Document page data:
<<<<

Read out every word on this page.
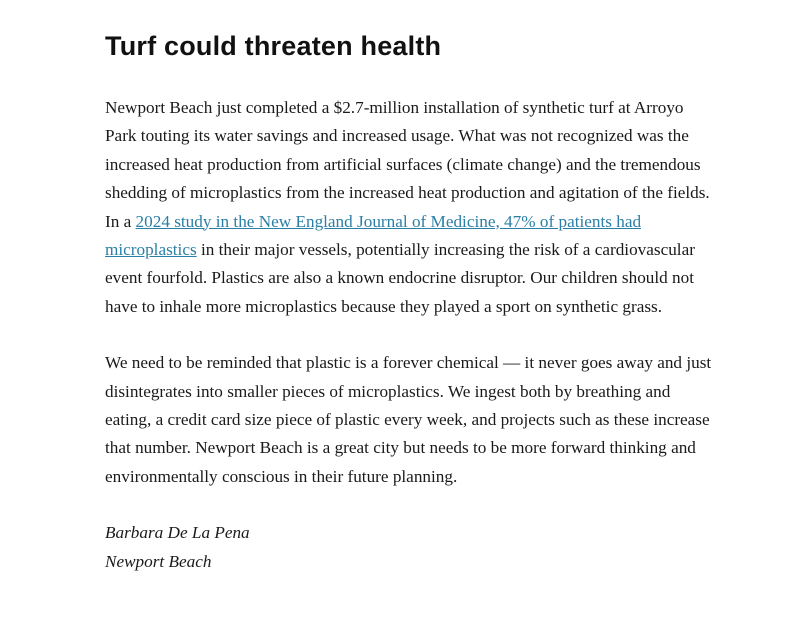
Turf could threaten health

Newport Beach just completed a $2.7-million installation of synthetic turf at Arroyo Park touting its water savings and increased usage. What was not recognized was the increased heat production from artificial surfaces (climate change) and the tremendous shedding of microplastics from the increased heat production and agitation of the fields. In a 2024 study in the New England Journal of Medicine, 47% of patients had microplastics in their major vessels, potentially increasing the risk of a cardiovascular event fourfold. Plastics are also a known endocrine disruptor. Our children should not have to inhale more microplastics because they played a sport on synthetic grass.

We need to be reminded that plastic is a forever chemical — it never goes away and just disintegrates into smaller pieces of microplastics. We ingest both by breathing and eating, a credit card size piece of plastic every week, and projects such as these increase that number. Newport Beach is a great city but needs to be more forward thinking and environmentally conscious in their future planning.

Barbara De La Pena
Newport Beach
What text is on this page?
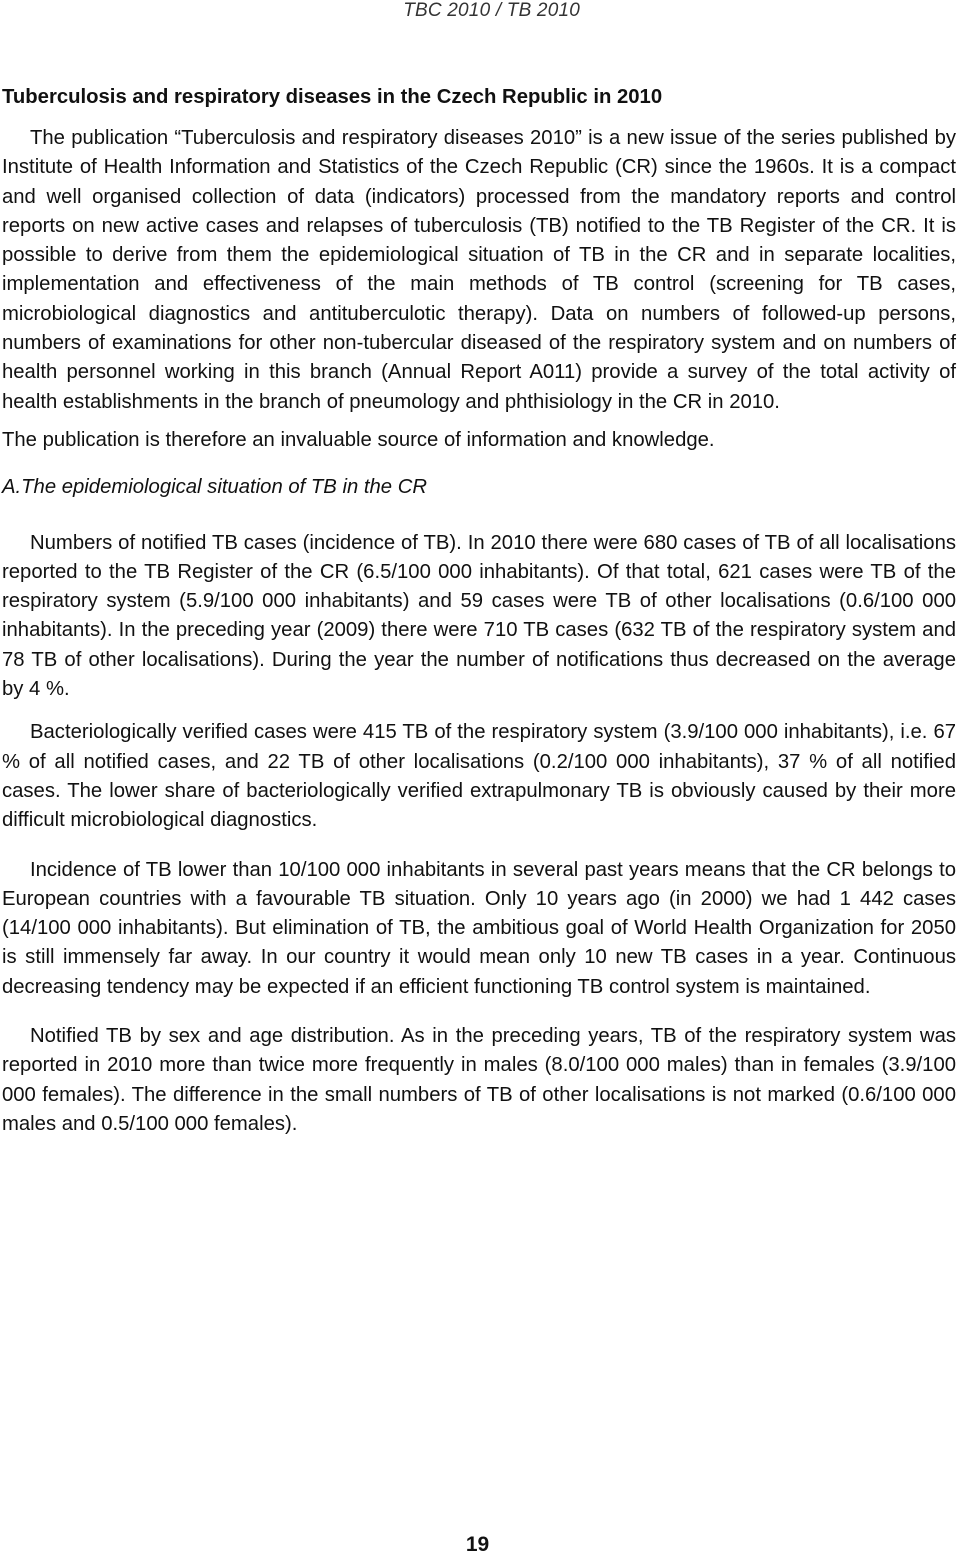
TBC 2010 / TB 2010
Tuberculosis and respiratory diseases in the Czech Republic in 2010

The publication “Tuberculosis and respiratory diseases 2010” is a new issue of the series published by Institute of Health Information and Statistics of the Czech Republic (CR) since the 1960s. It is a compact and well organised collection of data (indicators) processed from the mandatory reports and control reports on new active cases and relapses of tuberculosis (TB) notified to the TB Register of the CR. It is possible to derive from them the epidemiological situation of TB in the CR and in separate localities, implementation and effectiveness of the main methods of TB control (screening for TB cases, microbiological diagnostics and antituberculotic therapy). Data on numbers of followed-up persons, numbers of examinations for other non-tubercular diseased of the respiratory system and on numbers of health personnel working in this branch (Annual Report A011) provide a survey of the total activity of health establishments in the branch of pneumology and phthisiology in the CR in 2010.

The publication is therefore an invaluable source of information and knowledge.

A.The epidemiological situation of TB in the CR

Numbers of notified TB cases (incidence of TB). In 2010 there were 680 cases of TB of all localisations reported to the TB Register of the CR (6.5/100 000 inhabitants). Of that total, 621 cases were TB of the respiratory system (5.9/100 000 inhabitants) and 59 cases were TB of other localisations (0.6/100 000 inhabitants). In the preceding year (2009) there were 710 TB cases (632 TB of the respiratory system and 78 TB of other localisations). During the year the number of notifications thus decreased on the average by 4 %.

Bacteriologically verified cases were 415 TB of the respiratory system (3.9/100 000 inhabitants), i.e. 67 % of all notified cases, and 22 TB of other localisations (0.2/100 000 inhabitants), 37 % of all notified cases. The lower share of bacteriologically verified extrapulmonary TB is obviously caused by their more difficult microbiological diagnostics.

Incidence of TB lower than 10/100 000 inhabitants in several past years means that the CR belongs to European countries with a favourable TB situation. Only 10 years ago (in 2000) we had 1 442 cases (14/100 000 inhabitants). But elimination of TB, the ambitious goal of World Health Organization for 2050 is still immensely far away. In our country it would mean only 10 new TB cases in a year. Continuous decreasing tendency may be expected if an efficient functioning TB control system is maintained.

Notified TB by sex and age distribution. As in the preceding years, TB of the respiratory system was reported in 2010 more than twice more frequently in males (8.0/100 000 males) than in females (3.9/100 000 females). The difference in the small numbers of TB of other localisations is not marked (0.6/100 000 males and 0.5/100 000 females).

19
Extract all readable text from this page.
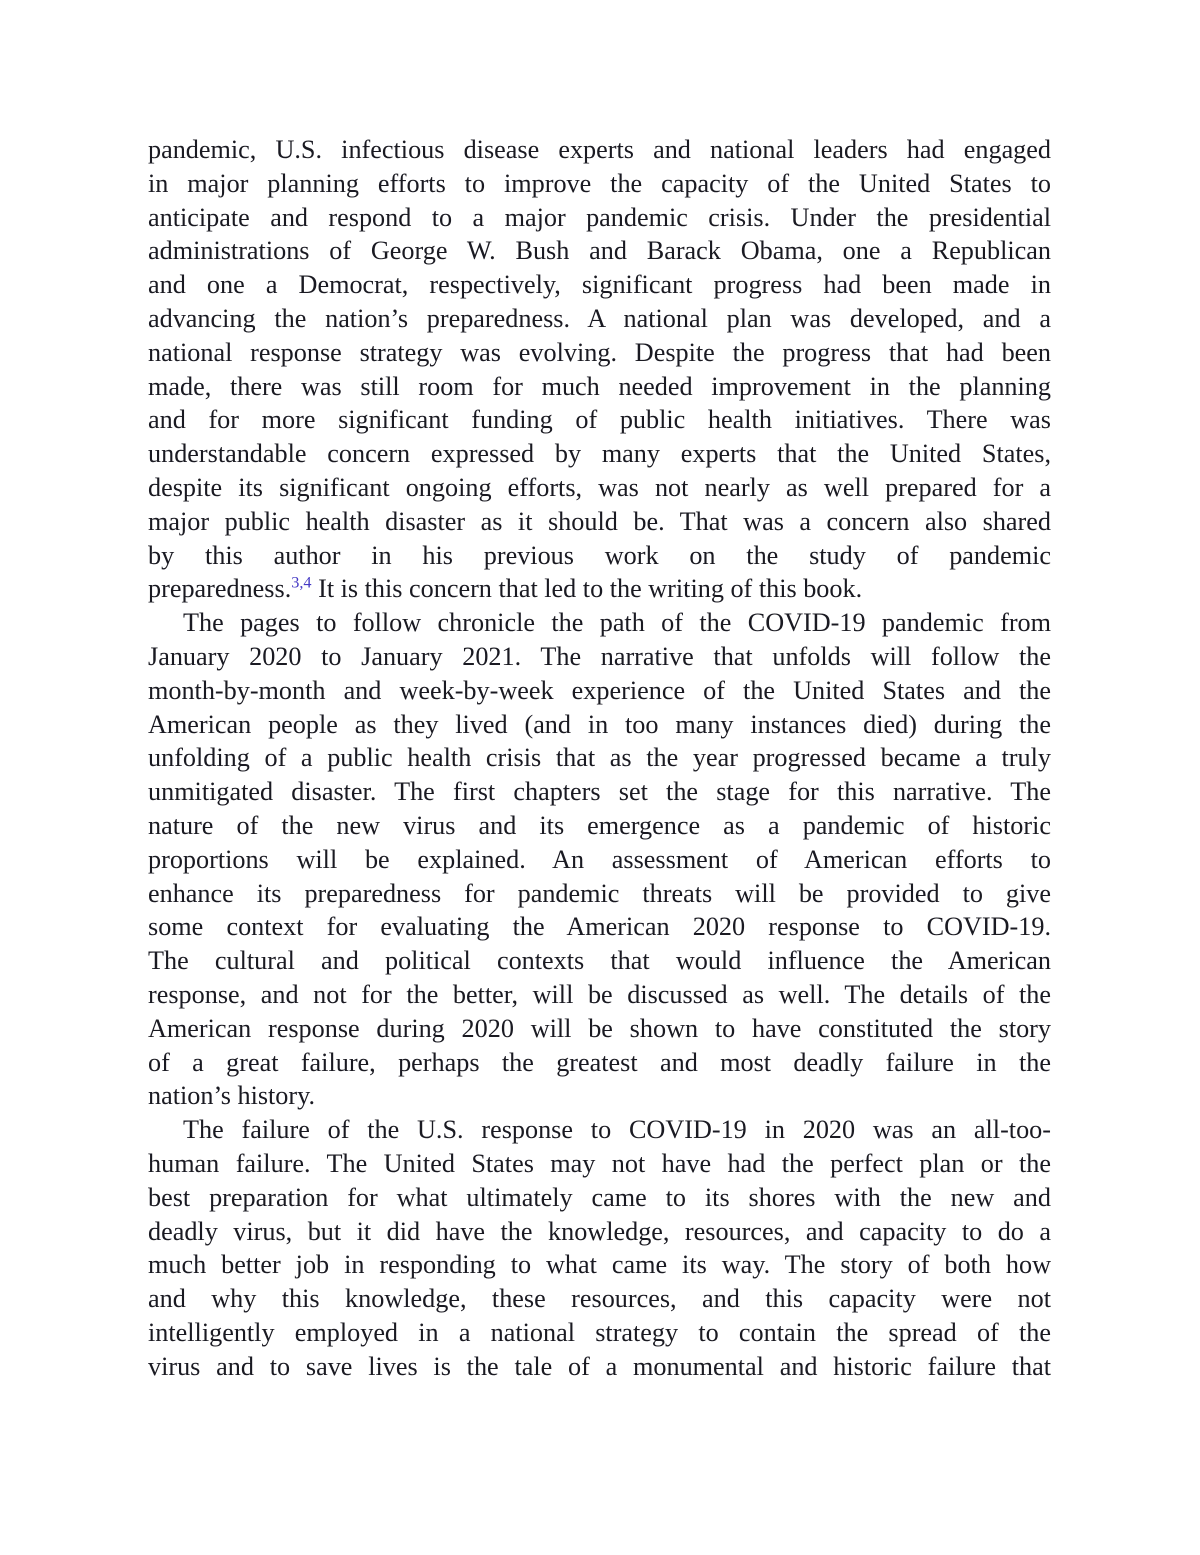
pandemic, U.S. infectious disease experts and national leaders had engaged
in major planning efforts to improve the capacity of the United States to
anticipate and respond to a major pandemic crisis. Under the presidential
administrations of George W. Bush and Barack Obama, one a Republican
and one a Democrat, respectively, significant progress had been made in
advancing the nation’s preparedness. A national plan was developed, and a
national response strategy was evolving. Despite the progress that had been
made, there was still room for much needed improvement in the planning
and for more significant funding of public health initiatives. There was
understandable concern expressed by many experts that the United States,
despite its significant ongoing efforts, was not nearly as well prepared for a
major public health disaster as it should be. That was a concern also shared
by this author in his previous work on the study of pandemic
preparedness.$^{3,4}$ It is this concern that led to the writing of this book.
The pages to follow chronicle the path of the COVID-19 pandemic from
January 2020 to January 2021. The narrative that unfolds will follow the
month-by-month and week-by-week experience of the United States and the
American people as they lived (and in too many instances died) during the
unfolding of a public health crisis that as the year progressed became a truly
unmitigated disaster. The first chapters set the stage for this narrative. The
nature of the new virus and its emergence as a pandemic of historic
proportions will be explained. An assessment of American efforts to
enhance its preparedness for pandemic threats will be provided to give
some context for evaluating the American 2020 response to COVID-19.
The cultural and political contexts that would influence the American
response, and not for the better, will be discussed as well. The details of the
American response during 2020 will be shown to have constituted the story
of a great failure, perhaps the greatest and most deadly failure in the
nation’s history.
The failure of the U.S. response to COVID-19 in 2020 was an all-too-
human failure. The United States may not have had the perfect plan or the
best preparation for what ultimately came to its shores with the new and
deadly virus, but it did have the knowledge, resources, and capacity to do a
much better job in responding to what came its way. The story of both how
and why this knowledge, these resources, and this capacity were not
intelligently employed in a national strategy to contain the spread of the
virus and to save lives is the tale of a monumental and historic failure that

>>>>

## Work request:
Which of the lines above hold the word "also"? Copy each one.

## Response to this task:
Newport Beach just completed a $2.7-million installation of synthetic turf at Arroyo Park touting its water savings and increased usage. What was not recognized was the increased heat production from artificial surfaces (climate change) and the tremendous shedding of microplastics from the increased heat production and agitation of the fields. In a 2024 study in the New England Journal of Medicine, 47% of patients had microplastics in their major vessels, potentially increasing the risk of a cardiovascular event fourfold. Plastics are also a known endocrine disruptor. Our children should not have to inhale more microplastics because they played a sport on synthetic grass.
major public health disaster as it should be. That was a concern also shared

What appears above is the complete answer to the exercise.